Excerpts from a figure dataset
--------
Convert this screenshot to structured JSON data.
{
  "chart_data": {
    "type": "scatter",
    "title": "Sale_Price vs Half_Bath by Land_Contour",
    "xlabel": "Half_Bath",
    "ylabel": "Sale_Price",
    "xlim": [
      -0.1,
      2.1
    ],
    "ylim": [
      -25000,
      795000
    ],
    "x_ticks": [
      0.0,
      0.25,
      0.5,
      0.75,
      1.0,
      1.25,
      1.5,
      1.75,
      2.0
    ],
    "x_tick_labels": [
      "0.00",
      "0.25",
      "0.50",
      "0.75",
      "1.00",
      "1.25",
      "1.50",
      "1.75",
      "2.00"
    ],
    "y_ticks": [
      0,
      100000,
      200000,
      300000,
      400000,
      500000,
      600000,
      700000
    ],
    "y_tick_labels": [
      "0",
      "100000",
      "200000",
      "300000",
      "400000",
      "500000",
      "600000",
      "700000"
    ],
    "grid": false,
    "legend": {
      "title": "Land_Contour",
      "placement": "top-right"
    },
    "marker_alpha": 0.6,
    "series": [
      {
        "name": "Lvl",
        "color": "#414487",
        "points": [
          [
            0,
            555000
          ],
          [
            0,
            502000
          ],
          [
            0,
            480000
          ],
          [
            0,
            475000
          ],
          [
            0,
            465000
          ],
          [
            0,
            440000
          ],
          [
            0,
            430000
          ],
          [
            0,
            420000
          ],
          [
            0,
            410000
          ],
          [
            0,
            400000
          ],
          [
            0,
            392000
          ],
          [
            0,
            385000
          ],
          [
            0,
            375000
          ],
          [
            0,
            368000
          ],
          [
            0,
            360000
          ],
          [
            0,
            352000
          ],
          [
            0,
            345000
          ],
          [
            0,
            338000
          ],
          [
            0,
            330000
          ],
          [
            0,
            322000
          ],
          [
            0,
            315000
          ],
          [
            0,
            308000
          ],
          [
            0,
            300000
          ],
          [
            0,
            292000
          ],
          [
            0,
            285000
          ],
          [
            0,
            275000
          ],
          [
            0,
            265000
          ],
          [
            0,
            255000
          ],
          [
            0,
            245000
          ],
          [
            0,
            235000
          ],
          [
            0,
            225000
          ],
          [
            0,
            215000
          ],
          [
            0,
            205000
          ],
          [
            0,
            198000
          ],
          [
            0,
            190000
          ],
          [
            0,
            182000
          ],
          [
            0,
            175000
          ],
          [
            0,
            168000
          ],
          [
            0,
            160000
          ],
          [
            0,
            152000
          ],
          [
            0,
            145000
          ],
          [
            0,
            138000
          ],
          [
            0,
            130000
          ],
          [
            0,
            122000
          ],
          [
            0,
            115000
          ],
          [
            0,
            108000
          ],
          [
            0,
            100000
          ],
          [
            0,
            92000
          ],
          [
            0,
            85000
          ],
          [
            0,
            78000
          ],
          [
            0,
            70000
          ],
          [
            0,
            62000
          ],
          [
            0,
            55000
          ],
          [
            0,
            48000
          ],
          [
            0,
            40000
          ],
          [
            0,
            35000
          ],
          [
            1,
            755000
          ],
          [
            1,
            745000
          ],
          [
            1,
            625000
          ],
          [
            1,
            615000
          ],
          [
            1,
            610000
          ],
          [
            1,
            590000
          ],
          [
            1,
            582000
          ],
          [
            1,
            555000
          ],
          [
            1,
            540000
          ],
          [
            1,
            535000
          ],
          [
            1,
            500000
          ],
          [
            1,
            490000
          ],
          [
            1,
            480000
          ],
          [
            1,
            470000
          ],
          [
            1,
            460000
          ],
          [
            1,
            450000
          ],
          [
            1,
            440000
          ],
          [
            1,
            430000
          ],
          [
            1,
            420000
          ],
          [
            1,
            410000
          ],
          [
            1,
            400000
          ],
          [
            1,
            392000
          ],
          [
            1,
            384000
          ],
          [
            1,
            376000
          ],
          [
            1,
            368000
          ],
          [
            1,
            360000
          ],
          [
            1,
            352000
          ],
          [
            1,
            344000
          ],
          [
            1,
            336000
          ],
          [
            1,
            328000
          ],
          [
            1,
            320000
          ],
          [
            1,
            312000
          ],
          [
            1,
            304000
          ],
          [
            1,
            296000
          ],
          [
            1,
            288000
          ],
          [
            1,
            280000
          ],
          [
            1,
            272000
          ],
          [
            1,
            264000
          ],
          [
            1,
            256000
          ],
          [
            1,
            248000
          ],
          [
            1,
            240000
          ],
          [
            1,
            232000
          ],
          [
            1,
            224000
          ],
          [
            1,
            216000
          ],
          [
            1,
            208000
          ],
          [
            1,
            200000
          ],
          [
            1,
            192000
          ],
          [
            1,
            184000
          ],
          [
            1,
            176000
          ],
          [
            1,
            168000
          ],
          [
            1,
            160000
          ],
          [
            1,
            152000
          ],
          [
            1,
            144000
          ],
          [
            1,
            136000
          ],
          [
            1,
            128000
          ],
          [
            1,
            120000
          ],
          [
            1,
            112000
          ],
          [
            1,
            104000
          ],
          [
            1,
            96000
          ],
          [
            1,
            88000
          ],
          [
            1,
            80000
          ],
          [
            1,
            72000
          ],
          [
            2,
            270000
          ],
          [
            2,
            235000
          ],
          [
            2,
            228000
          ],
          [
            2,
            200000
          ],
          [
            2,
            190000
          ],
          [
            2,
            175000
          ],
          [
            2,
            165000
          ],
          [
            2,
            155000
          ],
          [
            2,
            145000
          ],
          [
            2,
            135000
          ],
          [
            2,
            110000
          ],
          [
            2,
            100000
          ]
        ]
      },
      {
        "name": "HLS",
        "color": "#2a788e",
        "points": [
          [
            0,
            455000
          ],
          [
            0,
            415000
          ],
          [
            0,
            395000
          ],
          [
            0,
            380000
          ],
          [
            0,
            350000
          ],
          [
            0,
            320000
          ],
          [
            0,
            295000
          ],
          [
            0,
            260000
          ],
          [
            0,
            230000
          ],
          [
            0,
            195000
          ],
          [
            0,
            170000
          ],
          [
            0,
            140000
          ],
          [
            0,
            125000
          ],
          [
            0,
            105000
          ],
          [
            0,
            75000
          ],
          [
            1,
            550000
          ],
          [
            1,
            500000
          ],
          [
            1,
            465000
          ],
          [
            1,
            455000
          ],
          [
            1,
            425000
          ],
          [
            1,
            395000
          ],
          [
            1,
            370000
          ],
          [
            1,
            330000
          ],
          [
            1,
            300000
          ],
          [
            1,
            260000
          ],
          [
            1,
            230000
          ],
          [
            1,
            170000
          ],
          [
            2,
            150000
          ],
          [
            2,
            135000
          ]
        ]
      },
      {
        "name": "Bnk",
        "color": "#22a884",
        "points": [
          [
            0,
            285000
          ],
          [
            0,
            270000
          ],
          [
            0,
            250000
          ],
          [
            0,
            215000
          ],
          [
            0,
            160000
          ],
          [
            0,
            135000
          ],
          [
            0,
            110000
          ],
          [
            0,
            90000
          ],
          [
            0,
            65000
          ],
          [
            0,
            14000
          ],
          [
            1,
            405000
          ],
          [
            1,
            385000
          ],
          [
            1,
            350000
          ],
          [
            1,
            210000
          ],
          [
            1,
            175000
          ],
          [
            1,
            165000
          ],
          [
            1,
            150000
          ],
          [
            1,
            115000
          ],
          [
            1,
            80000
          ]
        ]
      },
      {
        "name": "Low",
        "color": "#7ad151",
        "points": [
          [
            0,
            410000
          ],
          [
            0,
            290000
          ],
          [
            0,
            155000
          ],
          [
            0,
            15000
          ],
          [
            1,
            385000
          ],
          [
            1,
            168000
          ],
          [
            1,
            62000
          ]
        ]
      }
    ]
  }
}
--------
- Requirement
Write out all of the records once more, exactly.

- Task solution
Convert this screenshot to structured JSON data.
{
  "chart_data": {
    "type": "scatter",
    "title": "Sale_Price vs Half_Bath by Land_Contour",
    "xlabel": "Half_Bath",
    "ylabel": "Sale_Price",
    "xlim": [
      -0.1,
      2.1
    ],
    "ylim": [
      -25000,
      795000
    ],
    "x_ticks": [
      0.0,
      0.25,
      0.5,
      0.75,
      1.0,
      1.25,
      1.5,
      1.75,
      2.0
    ],
    "x_tick_labels": [
      "0.00",
      "0.25",
      "0.50",
      "0.75",
      "1.00",
      "1.25",
      "1.50",
      "1.75",
      "2.00"
    ],
    "y_ticks": [
      0,
      100000,
      200000,
      300000,
      400000,
      500000,
      600000,
      700000
    ],
    "y_tick_labels": [
      "0",
      "100000",
      "200000",
      "300000",
      "400000",
      "500000",
      "600000",
      "700000"
    ],
    "grid": false,
    "legend": {
      "title": "Land_Contour",
      "placement": "top-right"
    },
    "marker_alpha": 0.6,
    "series": [
      {
        "name": "Lvl",
        "color": "#414487",
        "points": [
          [
            0,
            555000
          ],
          [
            0,
            502000
          ],
          [
            0,
            480000
          ],
          [
            0,
            475000
          ],
          [
            0,
            465000
          ],
          [
            0,
            440000
          ],
          [
            0,
            430000
          ],
          [
            0,
            420000
          ],
          [
            0,
            410000
          ],
          [
            0,
            400000
          ],
          [
            0,
            392000
          ],
          [
            0,
            385000
          ],
          [
            0,
            375000
          ],
          [
            0,
            368000
          ],
          [
            0,
            360000
          ],
          [
            0,
            352000
          ],
          [
            0,
            345000
          ],
          [
            0,
            338000
          ],
          [
            0,
            330000
          ],
          [
            0,
            322000
          ],
          [
            0,
            315000
          ],
          [
            0,
            308000
          ],
          [
            0,
            300000
          ],
          [
            0,
            292000
          ],
          [
            0,
            285000
          ],
          [
            0,
            275000
          ],
          [
            0,
            265000
          ],
          [
            0,
            255000
          ],
          [
            0,
            245000
          ],
          [
            0,
            235000
          ],
          [
            0,
            225000
          ],
          [
            0,
            215000
          ],
          [
            0,
            205000
          ],
          [
            0,
            198000
          ],
          [
            0,
            190000
          ],
          [
            0,
            182000
          ],
          [
            0,
            175000
          ],
          [
            0,
            168000
          ],
          [
            0,
            160000
          ],
          [
            0,
            152000
          ],
          [
            0,
            145000
          ],
          [
            0,
            138000
          ],
          [
            0,
            130000
          ],
          [
            0,
            122000
          ],
          [
            0,
            115000
          ],
          [
            0,
            108000
          ],
          [
            0,
            100000
          ],
          [
            0,
            92000
          ],
          [
            0,
            85000
          ],
          [
            0,
            78000
          ],
          [
            0,
            70000
          ],
          [
            0,
            62000
          ],
          [
            0,
            55000
          ],
          [
            0,
            48000
          ],
          [
            0,
            40000
          ],
          [
            0,
            35000
          ],
          [
            1,
            755000
          ],
          [
            1,
            745000
          ],
          [
            1,
            625000
          ],
          [
            1,
            615000
          ],
          [
            1,
            610000
          ],
          [
            1,
            590000
          ],
          [
            1,
            582000
          ],
          [
            1,
            555000
          ],
          [
            1,
            540000
          ],
          [
            1,
            535000
          ],
          [
            1,
            500000
          ],
          [
            1,
            490000
          ],
          [
            1,
            480000
          ],
          [
            1,
            470000
          ],
          [
            1,
            460000
          ],
          [
            1,
            450000
          ],
          [
            1,
            440000
          ],
          [
            1,
            430000
          ],
          [
            1,
            420000
          ],
          [
            1,
            410000
          ],
          [
            1,
            400000
          ],
          [
            1,
            392000
          ],
          [
            1,
            384000
          ],
          [
            1,
            376000
          ],
          [
            1,
            368000
          ],
          [
            1,
            360000
          ],
          [
            1,
            352000
          ],
          [
            1,
            344000
          ],
          [
            1,
            336000
          ],
          [
            1,
            328000
          ],
          [
            1,
            320000
          ],
          [
            1,
            312000
          ],
          [
            1,
            304000
          ],
          [
            1,
            296000
          ],
          [
            1,
            288000
          ],
          [
            1,
            280000
          ],
          [
            1,
            272000
          ],
          [
            1,
            264000
          ],
          [
            1,
            256000
          ],
          [
            1,
            248000
          ],
          [
            1,
            240000
          ],
          [
            1,
            232000
          ],
          [
            1,
            224000
          ],
          [
            1,
            216000
          ],
          [
            1,
            208000
          ],
          [
            1,
            200000
          ],
          [
            1,
            192000
          ],
          [
            1,
            184000
          ],
          [
            1,
            176000
          ],
          [
            1,
            168000
          ],
          [
            1,
            160000
          ],
          [
            1,
            152000
          ],
          [
            1,
            144000
          ],
          [
            1,
            136000
          ],
          [
            1,
            128000
          ],
          [
            1,
            120000
          ],
          [
            1,
            112000
          ],
          [
            1,
            104000
          ],
          [
            1,
            96000
          ],
          [
            1,
            88000
          ],
          [
            1,
            80000
          ],
          [
            1,
            72000
          ],
          [
            2,
            270000
          ],
          [
            2,
            235000
          ],
          [
            2,
            228000
          ],
          [
            2,
            200000
          ],
          [
            2,
            190000
          ],
          [
            2,
            175000
          ],
          [
            2,
            165000
          ],
          [
            2,
            155000
          ],
          [
            2,
            145000
          ],
          [
            2,
            135000
          ],
          [
            2,
            110000
          ],
          [
            2,
            100000
          ]
        ]
      },
      {
        "name": "HLS",
        "color": "#2a788e",
        "points": [
          [
            0,
            455000
          ],
          [
            0,
            415000
          ],
          [
            0,
            395000
          ],
          [
            0,
            380000
          ],
          [
            0,
            350000
          ],
          [
            0,
            320000
          ],
          [
            0,
            295000
          ],
          [
            0,
            260000
          ],
          [
            0,
            230000
          ],
          [
            0,
            195000
          ],
          [
            0,
            170000
          ],
          [
            0,
            140000
          ],
          [
            0,
            125000
          ],
          [
            0,
            105000
          ],
          [
            0,
            75000
          ],
          [
            1,
            550000
          ],
          [
            1,
            500000
          ],
          [
            1,
            465000
          ],
          [
            1,
            455000
          ],
          [
            1,
            425000
          ],
          [
            1,
            395000
          ],
          [
            1,
            370000
          ],
          [
            1,
            330000
          ],
          [
            1,
            300000
          ],
          [
            1,
            260000
          ],
          [
            1,
            230000
          ],
          [
            1,
            170000
          ],
          [
            2,
            150000
          ],
          [
            2,
            135000
          ]
        ]
      },
      {
        "name": "Bnk",
        "color": "#22a884",
        "points": [
          [
            0,
            285000
          ],
          [
            0,
            270000
          ],
          [
            0,
            250000
          ],
          [
            0,
            215000
          ],
          [
            0,
            160000
          ],
          [
            0,
            135000
          ],
          [
            0,
            110000
          ],
          [
            0,
            90000
          ],
          [
            0,
            65000
          ],
          [
            0,
            14000
          ],
          [
            1,
            405000
          ],
          [
            1,
            385000
          ],
          [
            1,
            350000
          ],
          [
            1,
            210000
          ],
          [
            1,
            175000
          ],
          [
            1,
            165000
          ],
          [
            1,
            150000
          ],
          [
            1,
            115000
          ],
          [
            1,
            80000
          ]
        ]
      },
      {
        "name": "Low",
        "color": "#7ad151",
        "points": [
          [
            0,
            410000
          ],
          [
            0,
            290000
          ],
          [
            0,
            155000
          ],
          [
            0,
            15000
          ],
          [
            1,
            385000
          ],
          [
            1,
            168000
          ],
          [
            1,
            62000
          ]
        ]
      }
    ]
  }
}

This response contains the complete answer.